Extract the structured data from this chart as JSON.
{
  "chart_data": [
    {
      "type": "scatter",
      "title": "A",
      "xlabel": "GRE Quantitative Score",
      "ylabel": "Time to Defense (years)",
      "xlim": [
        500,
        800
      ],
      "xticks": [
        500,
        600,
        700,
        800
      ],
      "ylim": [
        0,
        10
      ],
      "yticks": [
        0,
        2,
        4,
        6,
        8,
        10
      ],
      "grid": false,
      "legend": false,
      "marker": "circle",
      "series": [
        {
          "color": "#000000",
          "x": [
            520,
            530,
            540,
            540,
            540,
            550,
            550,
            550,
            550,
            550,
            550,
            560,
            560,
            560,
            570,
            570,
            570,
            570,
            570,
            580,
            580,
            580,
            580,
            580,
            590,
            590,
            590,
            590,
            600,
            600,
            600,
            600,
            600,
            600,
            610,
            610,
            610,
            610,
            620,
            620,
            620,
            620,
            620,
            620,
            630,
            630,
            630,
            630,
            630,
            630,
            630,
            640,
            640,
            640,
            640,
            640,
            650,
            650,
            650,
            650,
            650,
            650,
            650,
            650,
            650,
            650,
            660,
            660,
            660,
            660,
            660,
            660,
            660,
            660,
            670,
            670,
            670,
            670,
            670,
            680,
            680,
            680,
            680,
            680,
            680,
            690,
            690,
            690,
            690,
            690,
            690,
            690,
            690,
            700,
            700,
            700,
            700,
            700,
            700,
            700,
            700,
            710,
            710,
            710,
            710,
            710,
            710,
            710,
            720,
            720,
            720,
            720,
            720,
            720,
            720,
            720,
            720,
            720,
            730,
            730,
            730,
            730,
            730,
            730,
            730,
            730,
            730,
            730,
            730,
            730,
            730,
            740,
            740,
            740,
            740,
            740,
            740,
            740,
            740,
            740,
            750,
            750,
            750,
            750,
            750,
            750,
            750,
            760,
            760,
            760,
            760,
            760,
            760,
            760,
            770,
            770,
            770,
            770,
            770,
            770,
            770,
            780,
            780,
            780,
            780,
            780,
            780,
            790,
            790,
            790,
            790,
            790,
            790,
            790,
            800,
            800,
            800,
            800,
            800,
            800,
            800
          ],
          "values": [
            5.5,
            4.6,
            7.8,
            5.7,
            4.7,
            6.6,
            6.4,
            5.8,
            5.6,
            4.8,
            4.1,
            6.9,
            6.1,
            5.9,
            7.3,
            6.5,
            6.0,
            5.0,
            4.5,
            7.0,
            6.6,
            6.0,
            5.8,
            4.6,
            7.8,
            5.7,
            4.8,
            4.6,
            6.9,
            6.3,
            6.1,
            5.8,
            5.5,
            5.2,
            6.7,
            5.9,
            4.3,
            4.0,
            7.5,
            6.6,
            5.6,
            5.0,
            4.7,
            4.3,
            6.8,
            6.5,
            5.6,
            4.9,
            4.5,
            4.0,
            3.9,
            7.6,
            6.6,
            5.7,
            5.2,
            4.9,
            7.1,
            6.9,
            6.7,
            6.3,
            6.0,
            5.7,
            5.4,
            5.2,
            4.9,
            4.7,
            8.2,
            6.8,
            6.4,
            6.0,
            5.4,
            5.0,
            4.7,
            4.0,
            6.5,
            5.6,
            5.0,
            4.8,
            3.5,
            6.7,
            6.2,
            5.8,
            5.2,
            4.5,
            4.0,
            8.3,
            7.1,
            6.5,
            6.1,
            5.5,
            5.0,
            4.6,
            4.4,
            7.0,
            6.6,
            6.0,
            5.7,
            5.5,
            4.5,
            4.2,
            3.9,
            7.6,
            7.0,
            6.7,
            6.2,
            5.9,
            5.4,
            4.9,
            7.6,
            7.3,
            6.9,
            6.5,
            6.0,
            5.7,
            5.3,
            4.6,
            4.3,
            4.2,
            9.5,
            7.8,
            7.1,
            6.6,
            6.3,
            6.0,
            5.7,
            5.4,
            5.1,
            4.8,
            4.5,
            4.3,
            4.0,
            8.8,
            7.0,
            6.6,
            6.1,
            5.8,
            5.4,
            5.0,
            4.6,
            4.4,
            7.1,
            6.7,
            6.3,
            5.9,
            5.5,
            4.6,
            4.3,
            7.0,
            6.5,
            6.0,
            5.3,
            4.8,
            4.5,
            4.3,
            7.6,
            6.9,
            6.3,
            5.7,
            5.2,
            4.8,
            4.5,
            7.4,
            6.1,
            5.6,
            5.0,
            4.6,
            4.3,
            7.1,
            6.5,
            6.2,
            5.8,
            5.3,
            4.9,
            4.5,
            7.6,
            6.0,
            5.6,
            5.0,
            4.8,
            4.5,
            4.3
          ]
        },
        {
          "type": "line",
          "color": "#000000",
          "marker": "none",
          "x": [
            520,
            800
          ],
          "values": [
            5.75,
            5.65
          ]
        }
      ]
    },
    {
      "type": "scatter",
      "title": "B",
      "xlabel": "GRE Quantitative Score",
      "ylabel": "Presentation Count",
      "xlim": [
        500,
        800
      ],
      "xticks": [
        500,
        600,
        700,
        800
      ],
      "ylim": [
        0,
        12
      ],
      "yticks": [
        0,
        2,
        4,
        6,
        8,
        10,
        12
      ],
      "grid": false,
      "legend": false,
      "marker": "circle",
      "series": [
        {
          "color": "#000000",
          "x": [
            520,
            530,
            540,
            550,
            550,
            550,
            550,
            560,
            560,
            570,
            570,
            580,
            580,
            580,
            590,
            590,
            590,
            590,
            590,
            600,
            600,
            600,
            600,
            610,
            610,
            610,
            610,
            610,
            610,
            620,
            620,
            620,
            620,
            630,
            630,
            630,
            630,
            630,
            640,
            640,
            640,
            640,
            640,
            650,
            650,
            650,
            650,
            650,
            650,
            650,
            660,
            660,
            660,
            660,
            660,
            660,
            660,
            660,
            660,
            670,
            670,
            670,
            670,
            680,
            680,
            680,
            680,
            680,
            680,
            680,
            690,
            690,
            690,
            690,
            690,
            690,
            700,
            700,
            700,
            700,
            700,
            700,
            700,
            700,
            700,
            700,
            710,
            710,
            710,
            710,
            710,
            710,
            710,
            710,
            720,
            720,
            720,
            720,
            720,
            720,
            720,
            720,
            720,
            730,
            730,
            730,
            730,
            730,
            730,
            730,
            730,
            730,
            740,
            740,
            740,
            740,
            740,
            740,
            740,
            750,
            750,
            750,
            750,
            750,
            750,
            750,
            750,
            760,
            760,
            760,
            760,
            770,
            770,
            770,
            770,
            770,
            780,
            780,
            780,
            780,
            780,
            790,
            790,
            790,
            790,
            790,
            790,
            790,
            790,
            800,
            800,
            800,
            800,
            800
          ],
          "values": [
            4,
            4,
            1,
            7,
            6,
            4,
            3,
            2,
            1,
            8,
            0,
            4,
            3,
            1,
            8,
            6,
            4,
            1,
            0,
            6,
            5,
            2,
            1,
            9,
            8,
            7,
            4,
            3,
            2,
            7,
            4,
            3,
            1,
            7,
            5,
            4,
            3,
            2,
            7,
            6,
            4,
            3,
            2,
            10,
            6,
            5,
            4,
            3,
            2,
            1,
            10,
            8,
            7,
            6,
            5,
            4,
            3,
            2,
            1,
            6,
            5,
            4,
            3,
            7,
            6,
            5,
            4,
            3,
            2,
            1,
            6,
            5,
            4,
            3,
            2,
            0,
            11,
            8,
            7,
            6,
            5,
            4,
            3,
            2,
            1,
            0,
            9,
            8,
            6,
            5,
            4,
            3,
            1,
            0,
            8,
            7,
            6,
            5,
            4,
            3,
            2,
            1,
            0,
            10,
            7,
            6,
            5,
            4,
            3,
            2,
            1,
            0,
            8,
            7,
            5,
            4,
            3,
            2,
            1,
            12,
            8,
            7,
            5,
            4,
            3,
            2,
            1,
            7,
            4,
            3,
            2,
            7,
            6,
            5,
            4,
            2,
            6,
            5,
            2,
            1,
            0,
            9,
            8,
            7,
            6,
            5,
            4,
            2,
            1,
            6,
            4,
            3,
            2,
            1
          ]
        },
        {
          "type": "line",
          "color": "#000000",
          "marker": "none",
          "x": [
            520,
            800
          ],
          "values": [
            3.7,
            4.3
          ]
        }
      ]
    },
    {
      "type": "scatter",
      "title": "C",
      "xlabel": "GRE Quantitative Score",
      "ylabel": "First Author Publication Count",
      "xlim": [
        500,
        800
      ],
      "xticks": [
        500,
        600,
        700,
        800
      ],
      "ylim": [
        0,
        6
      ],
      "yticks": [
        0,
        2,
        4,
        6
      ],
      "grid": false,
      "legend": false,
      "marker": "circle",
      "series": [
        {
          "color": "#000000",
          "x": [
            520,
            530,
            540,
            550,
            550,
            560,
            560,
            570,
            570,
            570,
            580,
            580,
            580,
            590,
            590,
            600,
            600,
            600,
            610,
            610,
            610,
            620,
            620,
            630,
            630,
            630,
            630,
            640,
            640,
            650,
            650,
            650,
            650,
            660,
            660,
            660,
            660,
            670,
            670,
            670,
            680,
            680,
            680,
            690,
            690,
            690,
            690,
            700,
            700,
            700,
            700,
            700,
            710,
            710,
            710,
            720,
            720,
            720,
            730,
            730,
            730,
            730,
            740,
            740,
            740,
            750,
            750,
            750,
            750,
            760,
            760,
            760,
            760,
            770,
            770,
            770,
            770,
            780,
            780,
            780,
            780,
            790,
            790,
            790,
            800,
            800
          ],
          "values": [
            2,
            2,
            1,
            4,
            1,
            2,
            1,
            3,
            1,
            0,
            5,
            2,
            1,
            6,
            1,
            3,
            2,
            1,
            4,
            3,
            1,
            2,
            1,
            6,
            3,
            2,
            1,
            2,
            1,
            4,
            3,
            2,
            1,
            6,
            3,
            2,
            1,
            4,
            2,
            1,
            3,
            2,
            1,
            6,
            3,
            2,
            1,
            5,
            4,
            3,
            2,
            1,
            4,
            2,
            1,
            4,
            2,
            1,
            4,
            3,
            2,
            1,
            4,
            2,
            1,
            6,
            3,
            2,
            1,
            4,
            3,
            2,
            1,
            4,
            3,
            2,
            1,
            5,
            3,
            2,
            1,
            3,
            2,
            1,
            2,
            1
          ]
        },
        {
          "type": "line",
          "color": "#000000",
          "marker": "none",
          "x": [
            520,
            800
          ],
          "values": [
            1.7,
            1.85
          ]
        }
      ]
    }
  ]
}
========
§ Job: Go through the listing above and pull out each line containing the word "ylabel".

§ Correct result:
      "ylabel": "Time to Defense (years)",
      "ylabel": "Presentation Count",
      "ylabel": "First Author Publication Count",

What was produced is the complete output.